Reproduce each record exactly.

========

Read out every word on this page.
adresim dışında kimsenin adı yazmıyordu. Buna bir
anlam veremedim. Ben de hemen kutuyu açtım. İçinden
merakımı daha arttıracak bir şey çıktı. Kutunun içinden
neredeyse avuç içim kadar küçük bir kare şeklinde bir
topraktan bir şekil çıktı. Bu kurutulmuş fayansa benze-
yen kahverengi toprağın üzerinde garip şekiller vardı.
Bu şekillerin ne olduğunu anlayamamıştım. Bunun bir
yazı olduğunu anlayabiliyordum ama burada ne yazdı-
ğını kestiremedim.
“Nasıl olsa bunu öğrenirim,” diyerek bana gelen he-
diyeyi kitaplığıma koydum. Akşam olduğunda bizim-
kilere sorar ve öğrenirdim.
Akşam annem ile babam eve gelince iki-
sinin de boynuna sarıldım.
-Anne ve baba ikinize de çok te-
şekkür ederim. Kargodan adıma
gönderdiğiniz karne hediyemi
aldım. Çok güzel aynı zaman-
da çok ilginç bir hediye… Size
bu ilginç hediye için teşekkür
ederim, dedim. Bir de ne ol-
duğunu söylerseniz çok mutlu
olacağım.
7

========

> Exercise solution:
Read out every word on this page.
adresim dışında kimsenin adı yazmıyordu. Buna bir
anlam veremedim. Ben de hemen kutuyu açtım. İçinden
merakımı daha arttıracak bir şey çıktı. Kutunun içinden
neredeyse avuç içim kadar küçük bir kare şeklinde bir
topraktan bir şekil çıktı. Bu kurutulmuş fayansa benze-
yen kahverengi toprağın üzerinde garip şekiller vardı.
Bu şekillerin ne olduğunu anlayamamıştım. Bunun bir
yazı olduğunu anlayabiliyordum ama burada ne yazdı-
ğını kestiremedim.
“Nasıl olsa bunu öğrenirim,” diyerek bana gelen he-
diyeyi kitaplığıma koydum. Akşam olduğunda bizim-
kilere sorar ve öğrenirdim.
Akşam annem ile babam eve gelince iki-
sinin de boynuna sarıldım.
-Anne ve baba ikinize de çok te-
şekkür ederim. Kargodan adıma
gönderdiğiniz karne hediyemi
aldım. Çok güzel aynı zaman-
da çok ilginç bir hediye… Size
bu ilginç hediye için teşekkür
ederim, dedim. Bir de ne ol-
duğunu söylerseniz çok mutlu
olacağım.
7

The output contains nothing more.